[Figure dataset records]
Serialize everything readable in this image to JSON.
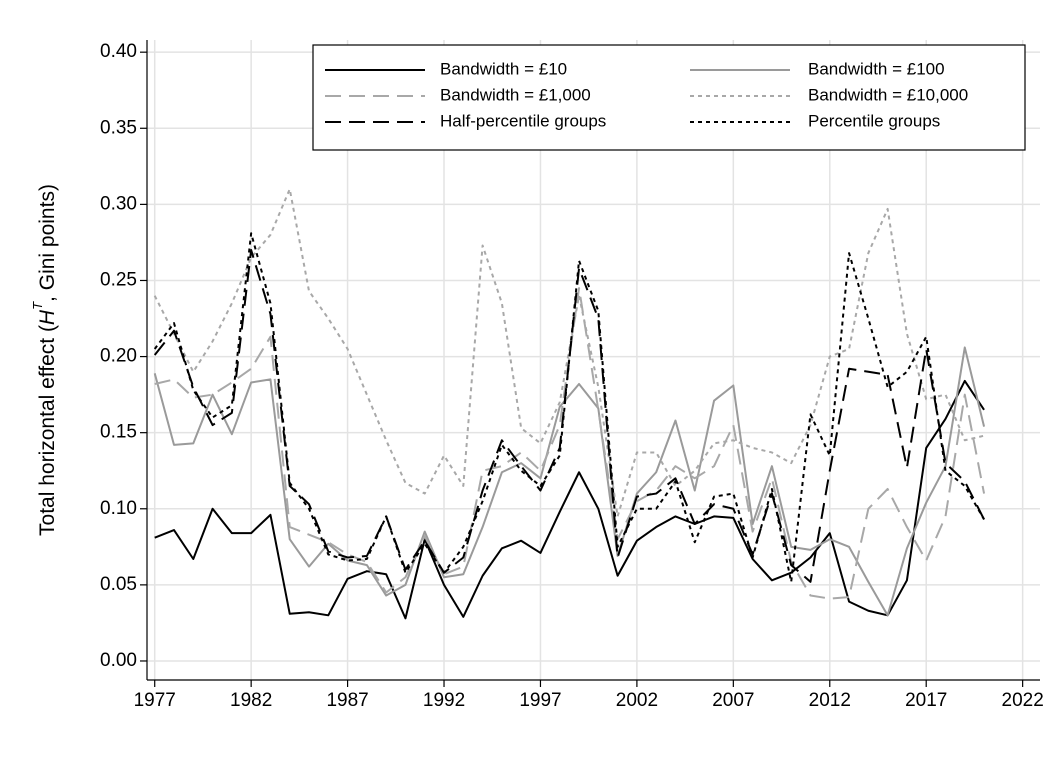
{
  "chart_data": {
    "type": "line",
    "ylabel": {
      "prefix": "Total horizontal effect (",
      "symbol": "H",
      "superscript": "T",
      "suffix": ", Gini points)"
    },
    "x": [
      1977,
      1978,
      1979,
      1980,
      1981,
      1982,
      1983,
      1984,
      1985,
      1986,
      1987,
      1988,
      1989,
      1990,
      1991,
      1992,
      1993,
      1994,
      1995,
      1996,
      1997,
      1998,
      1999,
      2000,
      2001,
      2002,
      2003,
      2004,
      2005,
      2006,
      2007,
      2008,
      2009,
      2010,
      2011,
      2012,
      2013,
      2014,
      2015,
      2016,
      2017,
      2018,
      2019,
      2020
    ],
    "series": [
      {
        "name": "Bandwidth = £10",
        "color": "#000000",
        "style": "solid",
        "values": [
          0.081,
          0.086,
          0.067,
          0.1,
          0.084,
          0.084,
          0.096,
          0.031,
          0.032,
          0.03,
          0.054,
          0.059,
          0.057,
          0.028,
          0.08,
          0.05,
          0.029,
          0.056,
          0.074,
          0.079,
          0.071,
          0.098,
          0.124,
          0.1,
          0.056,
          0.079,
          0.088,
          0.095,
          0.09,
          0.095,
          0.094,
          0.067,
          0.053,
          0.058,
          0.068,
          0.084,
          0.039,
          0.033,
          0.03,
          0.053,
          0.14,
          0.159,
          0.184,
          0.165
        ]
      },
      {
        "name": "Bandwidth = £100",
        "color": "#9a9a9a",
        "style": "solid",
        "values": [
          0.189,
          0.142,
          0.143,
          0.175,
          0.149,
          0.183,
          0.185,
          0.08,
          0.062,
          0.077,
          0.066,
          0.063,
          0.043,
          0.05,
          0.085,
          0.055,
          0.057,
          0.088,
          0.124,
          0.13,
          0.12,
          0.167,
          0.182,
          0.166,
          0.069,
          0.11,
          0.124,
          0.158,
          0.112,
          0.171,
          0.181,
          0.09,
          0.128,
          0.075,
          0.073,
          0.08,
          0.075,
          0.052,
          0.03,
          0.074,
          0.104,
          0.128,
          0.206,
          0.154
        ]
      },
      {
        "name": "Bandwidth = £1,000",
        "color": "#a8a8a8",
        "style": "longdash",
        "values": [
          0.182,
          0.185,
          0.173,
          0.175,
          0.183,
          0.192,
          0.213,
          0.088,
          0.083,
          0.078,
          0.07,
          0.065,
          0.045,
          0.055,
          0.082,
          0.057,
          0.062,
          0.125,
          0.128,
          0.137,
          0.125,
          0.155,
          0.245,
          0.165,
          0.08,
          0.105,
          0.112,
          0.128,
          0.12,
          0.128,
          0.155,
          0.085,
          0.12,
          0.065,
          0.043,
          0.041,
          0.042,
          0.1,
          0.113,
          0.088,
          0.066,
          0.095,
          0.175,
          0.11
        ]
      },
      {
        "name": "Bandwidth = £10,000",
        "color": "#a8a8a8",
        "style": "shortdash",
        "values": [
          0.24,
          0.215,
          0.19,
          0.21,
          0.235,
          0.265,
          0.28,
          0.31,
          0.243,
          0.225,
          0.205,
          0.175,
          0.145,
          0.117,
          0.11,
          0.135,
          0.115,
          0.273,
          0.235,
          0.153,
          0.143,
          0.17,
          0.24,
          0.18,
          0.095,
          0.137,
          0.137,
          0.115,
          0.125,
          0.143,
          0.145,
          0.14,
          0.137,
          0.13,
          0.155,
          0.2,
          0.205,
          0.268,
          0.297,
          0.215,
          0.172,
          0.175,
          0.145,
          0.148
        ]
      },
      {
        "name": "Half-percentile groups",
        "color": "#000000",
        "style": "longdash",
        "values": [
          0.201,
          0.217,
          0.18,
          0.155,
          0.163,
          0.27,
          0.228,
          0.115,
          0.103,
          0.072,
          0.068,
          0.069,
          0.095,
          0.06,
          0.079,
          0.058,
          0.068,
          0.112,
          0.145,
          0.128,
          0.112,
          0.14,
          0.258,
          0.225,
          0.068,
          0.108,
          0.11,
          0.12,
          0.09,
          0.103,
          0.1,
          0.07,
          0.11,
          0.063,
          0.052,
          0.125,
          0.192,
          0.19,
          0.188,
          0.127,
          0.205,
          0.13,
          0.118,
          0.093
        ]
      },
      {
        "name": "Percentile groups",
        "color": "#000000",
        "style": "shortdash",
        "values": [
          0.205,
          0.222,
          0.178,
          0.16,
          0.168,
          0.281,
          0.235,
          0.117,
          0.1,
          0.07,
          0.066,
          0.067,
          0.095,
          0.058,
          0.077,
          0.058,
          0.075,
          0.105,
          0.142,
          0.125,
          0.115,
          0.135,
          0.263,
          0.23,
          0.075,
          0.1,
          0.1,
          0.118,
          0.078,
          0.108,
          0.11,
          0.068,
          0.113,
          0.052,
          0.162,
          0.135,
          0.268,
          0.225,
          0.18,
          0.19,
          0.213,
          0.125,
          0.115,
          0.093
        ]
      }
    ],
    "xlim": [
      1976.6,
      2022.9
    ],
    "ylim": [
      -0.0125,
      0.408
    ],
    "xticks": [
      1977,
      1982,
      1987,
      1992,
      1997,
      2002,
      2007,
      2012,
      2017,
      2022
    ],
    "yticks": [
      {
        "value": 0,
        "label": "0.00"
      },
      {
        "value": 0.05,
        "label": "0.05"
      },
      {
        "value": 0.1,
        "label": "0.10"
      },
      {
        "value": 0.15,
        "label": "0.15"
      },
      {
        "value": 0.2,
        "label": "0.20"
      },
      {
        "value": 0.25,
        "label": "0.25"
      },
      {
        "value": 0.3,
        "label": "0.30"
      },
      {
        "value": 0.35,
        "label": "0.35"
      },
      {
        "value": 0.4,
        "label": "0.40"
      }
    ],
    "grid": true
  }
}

...

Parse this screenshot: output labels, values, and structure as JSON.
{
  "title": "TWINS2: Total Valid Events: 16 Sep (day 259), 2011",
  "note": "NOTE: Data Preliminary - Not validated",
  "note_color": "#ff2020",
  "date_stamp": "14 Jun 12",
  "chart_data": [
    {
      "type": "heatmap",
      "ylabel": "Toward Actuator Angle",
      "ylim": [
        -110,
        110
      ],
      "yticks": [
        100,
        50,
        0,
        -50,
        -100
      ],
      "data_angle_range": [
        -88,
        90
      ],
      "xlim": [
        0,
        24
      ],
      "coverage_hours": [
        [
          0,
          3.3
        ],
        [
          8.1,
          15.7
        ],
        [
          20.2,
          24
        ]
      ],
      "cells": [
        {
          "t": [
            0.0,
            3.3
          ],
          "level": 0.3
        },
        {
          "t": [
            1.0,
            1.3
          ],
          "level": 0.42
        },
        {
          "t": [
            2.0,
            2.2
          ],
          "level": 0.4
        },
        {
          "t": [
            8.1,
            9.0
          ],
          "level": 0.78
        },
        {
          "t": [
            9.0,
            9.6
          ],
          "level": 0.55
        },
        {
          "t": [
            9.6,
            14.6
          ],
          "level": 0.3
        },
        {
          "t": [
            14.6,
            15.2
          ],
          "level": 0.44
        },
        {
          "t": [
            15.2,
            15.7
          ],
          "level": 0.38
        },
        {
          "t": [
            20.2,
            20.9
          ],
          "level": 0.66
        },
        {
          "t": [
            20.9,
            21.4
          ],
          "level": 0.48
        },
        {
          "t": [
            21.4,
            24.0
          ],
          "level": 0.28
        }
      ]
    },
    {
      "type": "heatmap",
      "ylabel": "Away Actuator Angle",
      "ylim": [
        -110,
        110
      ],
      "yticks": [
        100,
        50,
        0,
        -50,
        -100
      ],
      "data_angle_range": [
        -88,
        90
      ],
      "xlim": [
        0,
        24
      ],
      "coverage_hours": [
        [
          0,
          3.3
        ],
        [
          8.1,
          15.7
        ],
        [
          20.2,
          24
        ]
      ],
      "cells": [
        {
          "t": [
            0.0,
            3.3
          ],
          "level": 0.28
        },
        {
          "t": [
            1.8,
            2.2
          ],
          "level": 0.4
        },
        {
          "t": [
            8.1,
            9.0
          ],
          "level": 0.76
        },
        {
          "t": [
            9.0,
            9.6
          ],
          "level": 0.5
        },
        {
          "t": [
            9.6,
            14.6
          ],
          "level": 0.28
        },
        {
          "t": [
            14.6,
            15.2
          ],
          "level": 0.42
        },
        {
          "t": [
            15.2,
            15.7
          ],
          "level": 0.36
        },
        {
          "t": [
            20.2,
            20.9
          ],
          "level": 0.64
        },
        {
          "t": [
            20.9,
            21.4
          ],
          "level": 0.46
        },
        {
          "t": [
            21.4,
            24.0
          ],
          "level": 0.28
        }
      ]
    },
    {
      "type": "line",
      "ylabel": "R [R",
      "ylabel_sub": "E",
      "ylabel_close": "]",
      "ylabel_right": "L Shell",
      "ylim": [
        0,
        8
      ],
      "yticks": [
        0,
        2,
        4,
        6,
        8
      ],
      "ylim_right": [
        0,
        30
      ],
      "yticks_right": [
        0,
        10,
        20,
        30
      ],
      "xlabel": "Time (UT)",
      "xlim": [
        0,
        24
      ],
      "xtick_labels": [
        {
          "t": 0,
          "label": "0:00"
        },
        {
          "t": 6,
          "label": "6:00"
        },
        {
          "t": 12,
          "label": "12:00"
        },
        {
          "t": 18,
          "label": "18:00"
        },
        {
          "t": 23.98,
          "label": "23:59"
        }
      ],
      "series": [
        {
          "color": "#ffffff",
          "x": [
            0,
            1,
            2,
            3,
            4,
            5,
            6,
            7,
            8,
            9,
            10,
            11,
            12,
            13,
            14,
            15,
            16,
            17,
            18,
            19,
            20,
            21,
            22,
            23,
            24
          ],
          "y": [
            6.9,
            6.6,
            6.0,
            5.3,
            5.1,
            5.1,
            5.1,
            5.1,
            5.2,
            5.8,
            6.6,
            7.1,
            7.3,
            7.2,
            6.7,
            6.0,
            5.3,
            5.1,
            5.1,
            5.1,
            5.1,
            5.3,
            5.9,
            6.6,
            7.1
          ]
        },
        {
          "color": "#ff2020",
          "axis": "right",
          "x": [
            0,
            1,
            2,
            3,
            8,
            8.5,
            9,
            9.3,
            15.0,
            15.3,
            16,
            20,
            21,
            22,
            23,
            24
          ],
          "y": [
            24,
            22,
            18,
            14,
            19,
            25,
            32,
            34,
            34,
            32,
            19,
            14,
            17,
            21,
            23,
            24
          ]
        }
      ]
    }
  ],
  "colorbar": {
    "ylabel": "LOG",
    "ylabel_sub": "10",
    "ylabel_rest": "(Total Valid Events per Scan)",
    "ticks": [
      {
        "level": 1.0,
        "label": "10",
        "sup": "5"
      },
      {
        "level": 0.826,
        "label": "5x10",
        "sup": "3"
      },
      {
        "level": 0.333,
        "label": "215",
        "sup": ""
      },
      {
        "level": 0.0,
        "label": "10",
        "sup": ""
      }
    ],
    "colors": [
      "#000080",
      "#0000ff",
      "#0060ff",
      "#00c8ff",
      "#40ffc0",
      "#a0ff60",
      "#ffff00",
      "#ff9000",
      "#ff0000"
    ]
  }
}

WHAT IS REQUIRED → Search the lines above for the string "type", then show every one that has it.

ANSWER TO THE PROBLEM →
    "type": "line",
      "type": "heatmap",
      "type": "heatmap",
      "type": "line",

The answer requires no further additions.